(Records contained in a dataset)
— begin —
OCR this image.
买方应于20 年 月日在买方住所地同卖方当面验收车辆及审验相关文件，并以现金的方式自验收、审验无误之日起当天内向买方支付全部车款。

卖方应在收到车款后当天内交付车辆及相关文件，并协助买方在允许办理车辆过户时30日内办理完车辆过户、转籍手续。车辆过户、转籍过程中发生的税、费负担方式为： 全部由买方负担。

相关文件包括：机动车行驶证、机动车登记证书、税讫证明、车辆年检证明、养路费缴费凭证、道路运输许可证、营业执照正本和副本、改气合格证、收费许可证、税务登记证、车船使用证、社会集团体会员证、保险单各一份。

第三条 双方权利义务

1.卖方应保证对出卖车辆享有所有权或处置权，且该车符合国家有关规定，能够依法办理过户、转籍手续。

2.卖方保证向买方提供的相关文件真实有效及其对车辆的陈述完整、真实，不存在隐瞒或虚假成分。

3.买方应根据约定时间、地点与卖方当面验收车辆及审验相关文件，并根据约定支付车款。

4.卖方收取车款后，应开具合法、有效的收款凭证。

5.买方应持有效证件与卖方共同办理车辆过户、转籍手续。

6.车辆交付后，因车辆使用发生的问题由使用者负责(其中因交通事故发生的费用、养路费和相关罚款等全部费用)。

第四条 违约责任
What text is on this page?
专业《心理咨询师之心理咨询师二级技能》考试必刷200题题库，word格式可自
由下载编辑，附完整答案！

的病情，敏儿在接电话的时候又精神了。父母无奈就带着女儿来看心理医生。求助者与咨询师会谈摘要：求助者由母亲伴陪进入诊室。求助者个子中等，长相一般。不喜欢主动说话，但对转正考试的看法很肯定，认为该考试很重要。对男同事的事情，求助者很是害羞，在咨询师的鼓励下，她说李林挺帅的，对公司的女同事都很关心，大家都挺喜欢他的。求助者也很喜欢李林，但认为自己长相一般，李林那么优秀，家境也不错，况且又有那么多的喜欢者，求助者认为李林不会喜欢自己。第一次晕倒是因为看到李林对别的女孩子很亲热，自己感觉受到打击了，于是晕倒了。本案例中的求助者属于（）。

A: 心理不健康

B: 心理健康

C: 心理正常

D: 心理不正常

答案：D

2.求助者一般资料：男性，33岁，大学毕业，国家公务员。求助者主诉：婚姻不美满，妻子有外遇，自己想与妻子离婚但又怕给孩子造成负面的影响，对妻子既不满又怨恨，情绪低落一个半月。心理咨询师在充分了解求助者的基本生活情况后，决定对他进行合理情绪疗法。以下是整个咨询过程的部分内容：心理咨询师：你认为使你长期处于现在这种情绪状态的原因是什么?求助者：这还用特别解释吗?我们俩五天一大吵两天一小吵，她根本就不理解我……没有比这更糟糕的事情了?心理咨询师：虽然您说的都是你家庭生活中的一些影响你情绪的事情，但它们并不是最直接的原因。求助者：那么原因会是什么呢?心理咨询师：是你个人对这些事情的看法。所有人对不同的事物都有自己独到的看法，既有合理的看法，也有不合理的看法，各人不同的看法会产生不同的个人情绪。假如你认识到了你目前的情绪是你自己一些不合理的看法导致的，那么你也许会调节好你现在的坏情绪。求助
— end —
▶ [Exercise goal]:
Search the data above for lines holding "this" and copy each of them.

▶ [Task output]:
OCR this image.
What text is on this page?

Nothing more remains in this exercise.